Provided information
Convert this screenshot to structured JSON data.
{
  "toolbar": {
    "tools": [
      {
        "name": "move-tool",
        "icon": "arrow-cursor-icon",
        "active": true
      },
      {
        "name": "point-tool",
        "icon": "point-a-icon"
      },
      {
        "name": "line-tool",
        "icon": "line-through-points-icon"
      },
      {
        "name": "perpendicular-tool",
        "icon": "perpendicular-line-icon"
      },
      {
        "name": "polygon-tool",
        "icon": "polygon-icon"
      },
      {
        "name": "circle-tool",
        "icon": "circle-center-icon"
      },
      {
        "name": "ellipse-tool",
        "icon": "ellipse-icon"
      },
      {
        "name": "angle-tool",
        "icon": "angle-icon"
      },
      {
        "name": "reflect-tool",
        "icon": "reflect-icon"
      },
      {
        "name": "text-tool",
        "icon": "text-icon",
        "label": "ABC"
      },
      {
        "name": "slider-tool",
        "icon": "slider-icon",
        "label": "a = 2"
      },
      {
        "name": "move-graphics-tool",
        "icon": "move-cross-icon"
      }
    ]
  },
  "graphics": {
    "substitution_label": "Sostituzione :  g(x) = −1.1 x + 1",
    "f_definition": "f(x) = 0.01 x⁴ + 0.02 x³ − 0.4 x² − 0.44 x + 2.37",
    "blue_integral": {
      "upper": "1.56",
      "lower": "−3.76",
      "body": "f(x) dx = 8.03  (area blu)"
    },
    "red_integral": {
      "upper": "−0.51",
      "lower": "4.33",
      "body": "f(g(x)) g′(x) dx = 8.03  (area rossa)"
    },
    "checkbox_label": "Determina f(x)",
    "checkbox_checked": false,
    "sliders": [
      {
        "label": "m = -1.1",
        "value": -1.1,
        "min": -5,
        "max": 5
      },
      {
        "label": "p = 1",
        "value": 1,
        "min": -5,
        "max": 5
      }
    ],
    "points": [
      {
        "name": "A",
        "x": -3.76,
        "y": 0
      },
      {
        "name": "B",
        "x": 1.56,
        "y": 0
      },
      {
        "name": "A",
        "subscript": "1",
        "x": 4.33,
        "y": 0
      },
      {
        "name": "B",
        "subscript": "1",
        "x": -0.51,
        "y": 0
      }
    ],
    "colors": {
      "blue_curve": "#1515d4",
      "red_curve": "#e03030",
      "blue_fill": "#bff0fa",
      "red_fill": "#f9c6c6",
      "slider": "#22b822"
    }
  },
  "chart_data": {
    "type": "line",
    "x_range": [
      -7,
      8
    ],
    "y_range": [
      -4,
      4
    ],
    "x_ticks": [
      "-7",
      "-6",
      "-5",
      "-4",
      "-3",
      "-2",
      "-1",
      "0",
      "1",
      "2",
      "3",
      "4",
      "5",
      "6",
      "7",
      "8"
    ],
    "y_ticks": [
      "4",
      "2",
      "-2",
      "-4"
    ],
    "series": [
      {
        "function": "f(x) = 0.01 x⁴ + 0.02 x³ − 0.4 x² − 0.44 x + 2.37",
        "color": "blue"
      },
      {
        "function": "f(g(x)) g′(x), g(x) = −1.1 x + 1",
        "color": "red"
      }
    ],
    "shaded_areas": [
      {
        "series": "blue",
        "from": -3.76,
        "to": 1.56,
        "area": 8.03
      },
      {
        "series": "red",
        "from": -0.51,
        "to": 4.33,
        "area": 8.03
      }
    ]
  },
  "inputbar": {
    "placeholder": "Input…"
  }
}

Stated problem
Restate every line of the data word for word.

Task result
Convert this screenshot to structured JSON data.
{
  "toolbar": {
    "tools": [
      {
        "name": "move-tool",
        "icon": "arrow-cursor-icon",
        "active": true
      },
      {
        "name": "point-tool",
        "icon": "point-a-icon"
      },
      {
        "name": "line-tool",
        "icon": "line-through-points-icon"
      },
      {
        "name": "perpendicular-tool",
        "icon": "perpendicular-line-icon"
      },
      {
        "name": "polygon-tool",
        "icon": "polygon-icon"
      },
      {
        "name": "circle-tool",
        "icon": "circle-center-icon"
      },
      {
        "name": "ellipse-tool",
        "icon": "ellipse-icon"
      },
      {
        "name": "angle-tool",
        "icon": "angle-icon"
      },
      {
        "name": "reflect-tool",
        "icon": "reflect-icon"
      },
      {
        "name": "text-tool",
        "icon": "text-icon",
        "label": "ABC"
      },
      {
        "name": "slider-tool",
        "icon": "slider-icon",
        "label": "a = 2"
      },
      {
        "name": "move-graphics-tool",
        "icon": "move-cross-icon"
      }
    ]
  },
  "graphics": {
    "substitution_label": "Sostituzione :  g(x) = −1.1 x + 1",
    "f_definition": "f(x) = 0.01 x⁴ + 0.02 x³ − 0.4 x² − 0.44 x + 2.37",
    "blue_integral": {
      "upper": "1.56",
      "lower": "−3.76",
      "body": "f(x) dx = 8.03  (area blu)"
    },
    "red_integral": {
      "upper": "−0.51",
      "lower": "4.33",
      "body": "f(g(x)) g′(x) dx = 8.03  (area rossa)"
    },
    "checkbox_label": "Determina f(x)",
    "checkbox_checked": false,
    "sliders": [
      {
        "label": "m = -1.1",
        "value": -1.1,
        "min": -5,
        "max": 5
      },
      {
        "label": "p = 1",
        "value": 1,
        "min": -5,
        "max": 5
      }
    ],
    "points": [
      {
        "name": "A",
        "x": -3.76,
        "y": 0
      },
      {
        "name": "B",
        "x": 1.56,
        "y": 0
      },
      {
        "name": "A",
        "subscript": "1",
        "x": 4.33,
        "y": 0
      },
      {
        "name": "B",
        "subscript": "1",
        "x": -0.51,
        "y": 0
      }
    ],
    "colors": {
      "blue_curve": "#1515d4",
      "red_curve": "#e03030",
      "blue_fill": "#bff0fa",
      "red_fill": "#f9c6c6",
      "slider": "#22b822"
    }
  },
  "chart_data": {
    "type": "line",
    "x_range": [
      -7,
      8
    ],
    "y_range": [
      -4,
      4
    ],
    "x_ticks": [
      "-7",
      "-6",
      "-5",
      "-4",
      "-3",
      "-2",
      "-1",
      "0",
      "1",
      "2",
      "3",
      "4",
      "5",
      "6",
      "7",
      "8"
    ],
    "y_ticks": [
      "4",
      "2",
      "-2",
      "-4"
    ],
    "series": [
      {
        "function": "f(x) = 0.01 x⁴ + 0.02 x³ − 0.4 x² − 0.44 x + 2.37",
        "color": "blue"
      },
      {
        "function": "f(g(x)) g′(x), g(x) = −1.1 x + 1",
        "color": "red"
      }
    ],
    "shaded_areas": [
      {
        "series": "blue",
        "from": -3.76,
        "to": 1.56,
        "area": 8.03
      },
      {
        "series": "red",
        "from": -0.51,
        "to": 4.33,
        "area": 8.03
      }
    ]
  },
  "inputbar": {
    "placeholder": "Input…"
  }
}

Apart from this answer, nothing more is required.